__Exercise aim__.
Work out how many lines of the listing hold "Volume", then state only that count.

__Data for processing__.
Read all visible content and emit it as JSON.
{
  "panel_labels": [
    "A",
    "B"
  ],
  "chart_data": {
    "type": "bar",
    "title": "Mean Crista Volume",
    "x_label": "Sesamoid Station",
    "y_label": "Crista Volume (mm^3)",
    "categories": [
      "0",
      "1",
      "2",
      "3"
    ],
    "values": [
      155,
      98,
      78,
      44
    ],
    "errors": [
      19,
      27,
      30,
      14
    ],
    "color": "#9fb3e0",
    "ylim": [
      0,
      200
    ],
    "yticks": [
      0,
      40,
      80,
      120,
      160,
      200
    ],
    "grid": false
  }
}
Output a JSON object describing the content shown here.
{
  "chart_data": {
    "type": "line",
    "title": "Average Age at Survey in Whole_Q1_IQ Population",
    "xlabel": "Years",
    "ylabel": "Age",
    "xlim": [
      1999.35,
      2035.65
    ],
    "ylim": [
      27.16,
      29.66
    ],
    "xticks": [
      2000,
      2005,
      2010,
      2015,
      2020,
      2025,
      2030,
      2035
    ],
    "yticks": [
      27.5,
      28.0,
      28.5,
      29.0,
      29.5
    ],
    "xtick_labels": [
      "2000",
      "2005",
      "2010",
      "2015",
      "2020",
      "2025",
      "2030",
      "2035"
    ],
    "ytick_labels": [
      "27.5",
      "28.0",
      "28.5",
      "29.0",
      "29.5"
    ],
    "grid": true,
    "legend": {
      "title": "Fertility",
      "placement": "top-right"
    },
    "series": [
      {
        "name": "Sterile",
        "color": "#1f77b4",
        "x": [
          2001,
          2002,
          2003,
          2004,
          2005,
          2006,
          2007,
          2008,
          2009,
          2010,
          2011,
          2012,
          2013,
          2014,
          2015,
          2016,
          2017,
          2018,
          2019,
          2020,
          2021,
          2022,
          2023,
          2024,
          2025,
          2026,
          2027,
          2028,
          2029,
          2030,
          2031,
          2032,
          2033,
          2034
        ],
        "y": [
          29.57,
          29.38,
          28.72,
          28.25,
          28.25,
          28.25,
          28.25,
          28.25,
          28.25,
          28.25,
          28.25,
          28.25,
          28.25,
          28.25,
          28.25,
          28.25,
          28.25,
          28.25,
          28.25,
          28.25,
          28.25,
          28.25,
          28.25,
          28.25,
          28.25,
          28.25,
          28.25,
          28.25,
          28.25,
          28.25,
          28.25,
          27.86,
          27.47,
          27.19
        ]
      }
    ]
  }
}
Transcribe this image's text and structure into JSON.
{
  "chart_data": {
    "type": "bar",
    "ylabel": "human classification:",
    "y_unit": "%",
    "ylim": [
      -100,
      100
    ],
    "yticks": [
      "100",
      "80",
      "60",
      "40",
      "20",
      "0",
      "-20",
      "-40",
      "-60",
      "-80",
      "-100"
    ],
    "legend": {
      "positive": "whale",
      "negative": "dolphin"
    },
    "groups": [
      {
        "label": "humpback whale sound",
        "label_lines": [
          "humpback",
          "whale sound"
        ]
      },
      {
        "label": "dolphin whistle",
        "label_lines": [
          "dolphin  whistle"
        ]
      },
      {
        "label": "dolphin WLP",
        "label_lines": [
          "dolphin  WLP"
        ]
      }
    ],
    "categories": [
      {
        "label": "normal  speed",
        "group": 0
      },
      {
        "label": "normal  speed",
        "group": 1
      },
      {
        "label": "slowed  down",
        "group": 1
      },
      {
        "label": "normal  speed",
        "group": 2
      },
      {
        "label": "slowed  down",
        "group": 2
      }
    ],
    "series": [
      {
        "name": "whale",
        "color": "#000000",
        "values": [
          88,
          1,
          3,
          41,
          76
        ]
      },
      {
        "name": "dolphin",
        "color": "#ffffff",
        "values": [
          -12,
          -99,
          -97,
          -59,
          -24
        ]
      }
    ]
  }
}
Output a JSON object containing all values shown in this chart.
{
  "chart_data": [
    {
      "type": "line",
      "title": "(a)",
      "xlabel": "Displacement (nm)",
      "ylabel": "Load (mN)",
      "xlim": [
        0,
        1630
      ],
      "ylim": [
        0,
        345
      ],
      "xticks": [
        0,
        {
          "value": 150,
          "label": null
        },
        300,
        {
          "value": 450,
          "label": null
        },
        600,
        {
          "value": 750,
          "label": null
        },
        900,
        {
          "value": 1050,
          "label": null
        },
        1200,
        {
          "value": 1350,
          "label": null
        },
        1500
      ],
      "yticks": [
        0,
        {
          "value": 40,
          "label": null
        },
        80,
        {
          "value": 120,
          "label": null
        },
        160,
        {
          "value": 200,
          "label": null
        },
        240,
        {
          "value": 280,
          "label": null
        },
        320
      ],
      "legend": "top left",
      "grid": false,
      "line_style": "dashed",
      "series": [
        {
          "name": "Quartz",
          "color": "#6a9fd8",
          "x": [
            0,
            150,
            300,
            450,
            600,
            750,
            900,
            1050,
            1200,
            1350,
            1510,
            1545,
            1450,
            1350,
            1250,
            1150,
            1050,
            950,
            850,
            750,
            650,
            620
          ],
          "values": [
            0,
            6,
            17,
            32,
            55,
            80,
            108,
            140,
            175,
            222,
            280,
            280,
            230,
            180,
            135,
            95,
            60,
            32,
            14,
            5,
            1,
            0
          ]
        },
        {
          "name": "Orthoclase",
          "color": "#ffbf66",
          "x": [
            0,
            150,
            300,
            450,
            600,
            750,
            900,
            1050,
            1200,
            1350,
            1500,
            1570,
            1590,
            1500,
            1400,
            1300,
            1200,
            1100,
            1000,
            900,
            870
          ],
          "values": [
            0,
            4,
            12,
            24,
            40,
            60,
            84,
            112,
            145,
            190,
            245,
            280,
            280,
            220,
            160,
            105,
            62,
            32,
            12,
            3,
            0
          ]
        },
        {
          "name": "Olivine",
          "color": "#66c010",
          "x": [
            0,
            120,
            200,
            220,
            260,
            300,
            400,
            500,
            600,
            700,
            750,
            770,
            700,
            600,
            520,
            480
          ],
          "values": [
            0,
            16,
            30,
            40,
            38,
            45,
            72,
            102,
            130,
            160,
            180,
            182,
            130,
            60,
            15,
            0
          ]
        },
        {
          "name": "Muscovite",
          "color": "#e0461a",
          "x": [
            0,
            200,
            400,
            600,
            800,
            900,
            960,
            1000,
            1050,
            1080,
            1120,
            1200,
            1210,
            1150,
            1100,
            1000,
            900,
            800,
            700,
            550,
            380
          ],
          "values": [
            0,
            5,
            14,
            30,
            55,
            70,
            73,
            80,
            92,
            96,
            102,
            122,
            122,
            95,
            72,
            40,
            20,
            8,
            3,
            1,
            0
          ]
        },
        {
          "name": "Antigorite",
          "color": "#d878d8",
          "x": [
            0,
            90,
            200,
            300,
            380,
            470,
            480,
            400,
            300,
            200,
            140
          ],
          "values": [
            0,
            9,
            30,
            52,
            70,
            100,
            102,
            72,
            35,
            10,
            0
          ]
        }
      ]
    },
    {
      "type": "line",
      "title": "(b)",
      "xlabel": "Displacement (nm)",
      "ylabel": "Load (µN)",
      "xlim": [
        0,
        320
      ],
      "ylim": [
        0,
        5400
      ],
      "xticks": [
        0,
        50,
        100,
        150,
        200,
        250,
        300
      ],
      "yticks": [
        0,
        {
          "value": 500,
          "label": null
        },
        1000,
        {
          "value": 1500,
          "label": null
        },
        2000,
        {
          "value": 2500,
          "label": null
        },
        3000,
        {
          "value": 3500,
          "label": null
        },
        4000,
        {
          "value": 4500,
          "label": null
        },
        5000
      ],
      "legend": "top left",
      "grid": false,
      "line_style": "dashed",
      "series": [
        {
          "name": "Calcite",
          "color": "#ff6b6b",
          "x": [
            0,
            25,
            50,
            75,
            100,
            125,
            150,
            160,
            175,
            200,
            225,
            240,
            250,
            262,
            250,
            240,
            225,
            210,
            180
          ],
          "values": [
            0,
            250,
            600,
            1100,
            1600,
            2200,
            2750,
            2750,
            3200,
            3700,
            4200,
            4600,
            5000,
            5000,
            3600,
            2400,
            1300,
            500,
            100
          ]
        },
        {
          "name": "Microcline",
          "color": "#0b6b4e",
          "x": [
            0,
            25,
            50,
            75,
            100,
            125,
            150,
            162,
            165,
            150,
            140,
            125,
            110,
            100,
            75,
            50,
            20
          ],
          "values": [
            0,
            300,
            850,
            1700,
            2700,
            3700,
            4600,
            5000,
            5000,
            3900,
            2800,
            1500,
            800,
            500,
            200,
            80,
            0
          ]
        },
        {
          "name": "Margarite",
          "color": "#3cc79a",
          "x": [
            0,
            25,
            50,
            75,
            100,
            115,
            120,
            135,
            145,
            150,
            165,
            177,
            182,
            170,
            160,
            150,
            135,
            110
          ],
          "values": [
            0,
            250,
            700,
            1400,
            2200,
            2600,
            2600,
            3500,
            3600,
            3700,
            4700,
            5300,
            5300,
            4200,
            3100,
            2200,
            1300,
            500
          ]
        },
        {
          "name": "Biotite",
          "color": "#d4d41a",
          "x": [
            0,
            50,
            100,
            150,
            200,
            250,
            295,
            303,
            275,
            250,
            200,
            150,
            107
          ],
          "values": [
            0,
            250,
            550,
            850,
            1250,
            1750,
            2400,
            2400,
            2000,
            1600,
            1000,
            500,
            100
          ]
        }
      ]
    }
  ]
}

__The result__.
2